Type out all the records word for word. Any pictures are to be left out.

***** Source records *****

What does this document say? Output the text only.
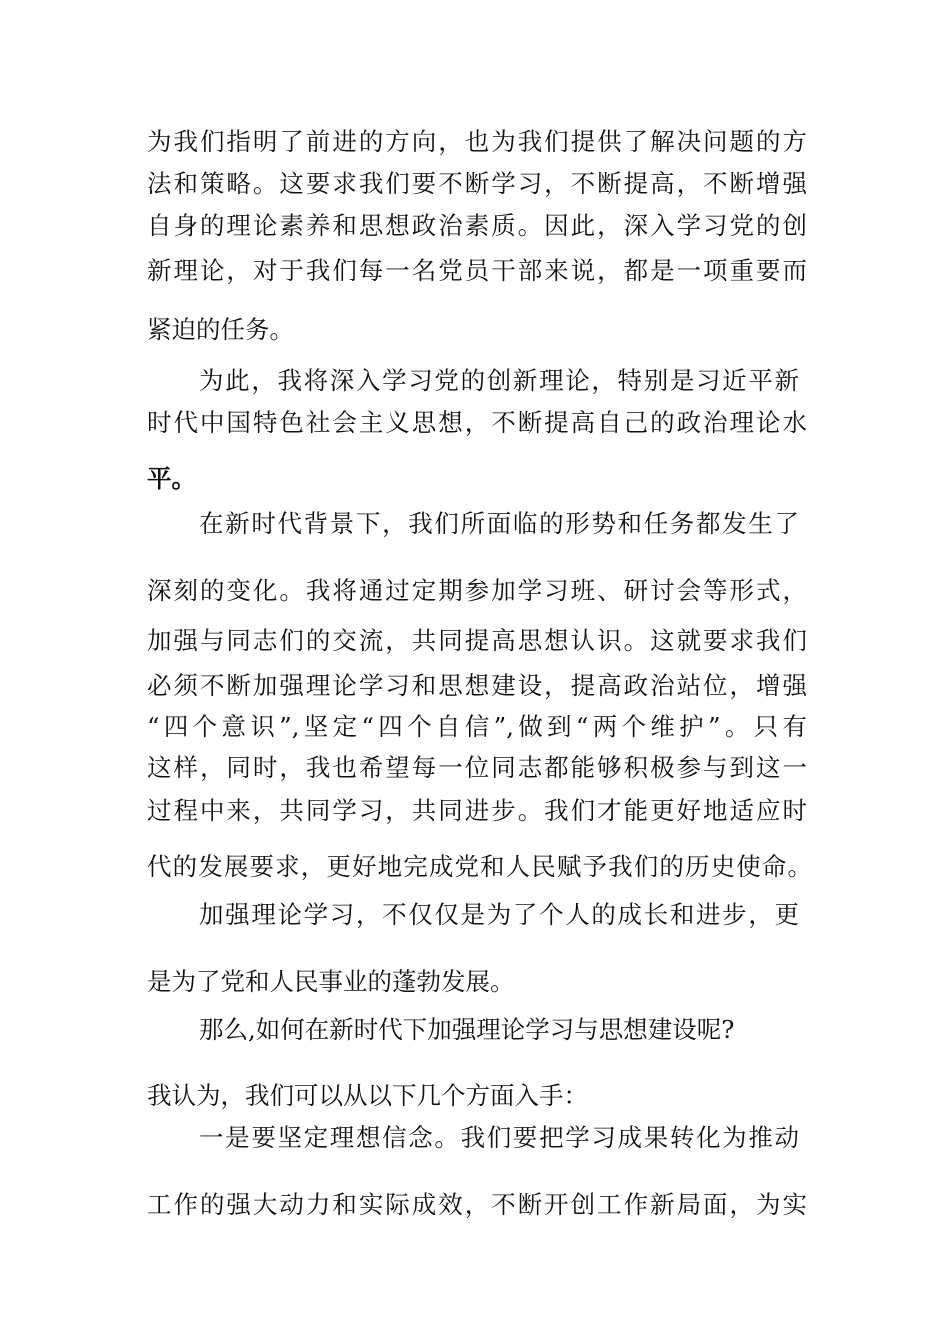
为我们指明了前进的方向，也为我们提供了解决问题的方
法和策略。这要求我们要不断学习，不断提高，不断增强
自身的理论素养和思想政治素质。因此，深入学习党的创
新理论，对于我们每一名党员干部来说，都是一项重要而
紧迫的任务。
为此，我将深入学习党的创新理论，特别是习近平新
时代中国特色社会主义思想，不断提高自己的政治理论水
平。
在新时代背景下，我们所面临的形势和任务都发生了
深刻的变化。我将通过定期参加学习班、研讨会等形式，
加强与同志们的交流，共同提高思想认识。这就要求我们
必须不断加强理论学习和思想建设，提高政治站位，增强
“四个意识”,坚定“四个自信”,做到“两个维护”。只有
这样，同时，我也希望每一位同志都能够积极参与到这一
过程中来，共同学习，共同进步。我们才能更好地适应时
代的发展要求，更好地完成党和人民赋予我们的历史使命。
加强理论学习，不仅仅是为了个人的成长和进步，更
是为了党和人民事业的蓬勃发展。
那么,如何在新时代下加强理论学习与思想建设呢?
我认为，我们可以从以下几个方面入手：
一是要坚定理想信念。我们要把学习成果转化为推动
工作的强大动力和实际成效，不断开创工作新局面，为实
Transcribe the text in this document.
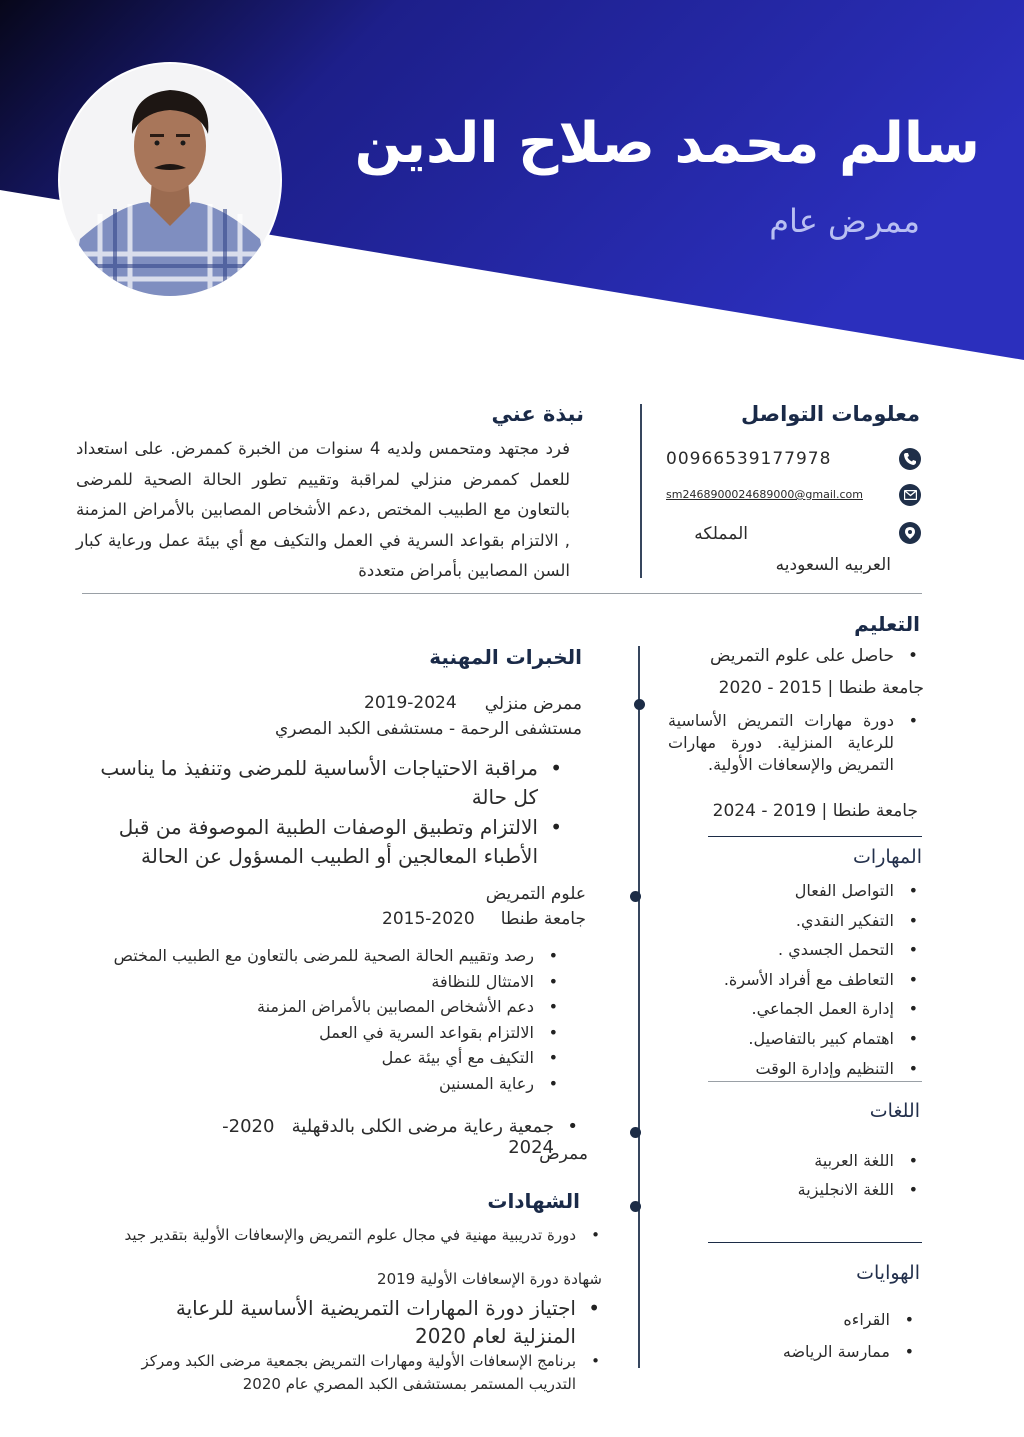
سالم محمد صلاح الدين
ممرض عام
معلومات التواصل
00966539177978
sm2468900024689000@gmail.com
المملكه
العربيه السعوديه
نبذة عني
فرد مجتهد ومتحمس ولديه 4 سنوات من الخبرة كممرض. على استعداد للعمل كممرض منزلي لمراقبة وتقييم تطور الحالة الصحية للمرضى بالتعاون مع الطبيب المختص ,دعم الأشخاص المصابين بالأمراض المزمنة , الالتزام بقواعد السرية في العمل والتكيف مع أي بيئة عمل ورعاية كبار السن المصابين بأمراض متعددة
التعليم
• حاصل على علوم التمريض
جامعة طنطا | 2015 - 2020
• دورة مهارات التمريض الأساسية للرعاية المنزلية. دورة مهارات التمريض والإسعافات الأولية.
جامعة طنطا | 2019 - 2024
المهارات
• التواصل الفعال
• التفكير النقدي.
• التحمل الجسدي .
• التعاطف مع أفراد الأسرة.
• إدارة العمل الجماعي.
• اهتمام كبير بالتفاصيل.
• التنظيم وإدارة الوقت
اللغات
• اللغة العربية
• اللغة الانجليزية
الهوايات
• القراءه
• ممارسة الرياضه
الخبرات المهنية
ممرض منزلي
2019-2024
مستشفى الرحمة - مستشفى الكبد المصري
• مراقبة الاحتياجات الأساسية للمرضى وتنفيذ ما يناسب كل حالة
• الالتزام وتطبيق الوصفات الطبية الموصوفة من قبل الأطباء المعالجين أو الطبيب المسؤول عن الحالة
علوم التمريض
جامعة طنطا
2015-2020
• رصد وتقييم الحالة الصحية للمرضى بالتعاون مع الطبيب المختص
• الامتثال للنظافة
• دعم الأشخاص المصابين بالأمراض المزمنة
• الالتزام بقواعد السرية في العمل
• التكيف مع أي بيئة عمل
• رعاية المسنين
• جمعية رعاية مرضى الكلى بالدقهلية   2020-2024
ممرض
الشهادات
• دورة تدريبية مهنية في مجال علوم التمريض والإسعافات الأولية بتقدير جيد
شهادة دورة الإسعافات الأولية 2019
• اجتياز دورة المهارات التمريضية الأساسية للرعاية المنزلية لعام 2020
• برنامج الإسعافات الأولية ومهارات التمريض بجمعية مرضى الكبد ومركز التدريب المستمر بمستشفى الكبد المصري عام 2020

*****

● **The solution**:
What does this document say? Output the text only.
为我们指明了前进的方向，也为我们提供了解决问题的方
法和策略。这要求我们要不断学习，不断提高，不断增强
自身的理论素养和思想政治素质。因此，深入学习党的创
新理论，对于我们每一名党员干部来说，都是一项重要而
紧迫的任务。
为此，我将深入学习党的创新理论，特别是习近平新
时代中国特色社会主义思想，不断提高自己的政治理论水
平。
在新时代背景下，我们所面临的形势和任务都发生了
深刻的变化。我将通过定期参加学习班、研讨会等形式，
加强与同志们的交流，共同提高思想认识。这就要求我们
必须不断加强理论学习和思想建设，提高政治站位，增强
“四个意识”,坚定“四个自信”,做到“两个维护”。只有
这样，同时，我也希望每一位同志都能够积极参与到这一
过程中来，共同学习，共同进步。我们才能更好地适应时
代的发展要求，更好地完成党和人民赋予我们的历史使命。
加强理论学习，不仅仅是为了个人的成长和进步，更
是为了党和人民事业的蓬勃发展。
那么,如何在新时代下加强理论学习与思想建设呢?
我认为，我们可以从以下几个方面入手：
一是要坚定理想信念。我们要把学习成果转化为推动
工作的强大动力和实际成效，不断开创工作新局面，为实
Transcribe the text in this document.
سالم محمد صلاح الدين
ممرض عام
معلومات التواصل
00966539177978
sm2468900024689000@gmail.com
المملكه
العربيه السعوديه
نبذة عني
فرد مجتهد ومتحمس ولديه 4 سنوات من الخبرة كممرض. على استعداد للعمل كممرض منزلي لمراقبة وتقييم تطور الحالة الصحية للمرضى بالتعاون مع الطبيب المختص ,دعم الأشخاص المصابين بالأمراض المزمنة , الالتزام بقواعد السرية في العمل والتكيف مع أي بيئة عمل ورعاية كبار السن المصابين بأمراض متعددة
التعليم
• حاصل على علوم التمريض
جامعة طنطا | 2015 - 2020
• دورة مهارات التمريض الأساسية للرعاية المنزلية. دورة مهارات التمريض والإسعافات الأولية.
جامعة طنطا | 2019 - 2024
المهارات
• التواصل الفعال
• التفكير النقدي.
• التحمل الجسدي .
• التعاطف مع أفراد الأسرة.
• إدارة العمل الجماعي.
• اهتمام كبير بالتفاصيل.
• التنظيم وإدارة الوقت
اللغات
• اللغة العربية
• اللغة الانجليزية
الهوايات
• القراءه
• ممارسة الرياضه
الخبرات المهنية
ممرض منزلي
2019-2024
مستشفى الرحمة - مستشفى الكبد المصري
• مراقبة الاحتياجات الأساسية للمرضى وتنفيذ ما يناسب كل حالة
• الالتزام وتطبيق الوصفات الطبية الموصوفة من قبل الأطباء المعالجين أو الطبيب المسؤول عن الحالة
علوم التمريض
جامعة طنطا
2015-2020
• رصد وتقييم الحالة الصحية للمرضى بالتعاون مع الطبيب المختص
• الامتثال للنظافة
• دعم الأشخاص المصابين بالأمراض المزمنة
• الالتزام بقواعد السرية في العمل
• التكيف مع أي بيئة عمل
• رعاية المسنين
• جمعية رعاية مرضى الكلى بالدقهلية   2020-2024
ممرض
الشهادات
• دورة تدريبية مهنية في مجال علوم التمريض والإسعافات الأولية بتقدير جيد
شهادة دورة الإسعافات الأولية 2019
• اجتياز دورة المهارات التمريضية الأساسية للرعاية المنزلية لعام 2020
• برنامج الإسعافات الأولية ومهارات التمريض بجمعية مرضى الكبد ومركز التدريب المستمر بمستشفى الكبد المصري عام 2020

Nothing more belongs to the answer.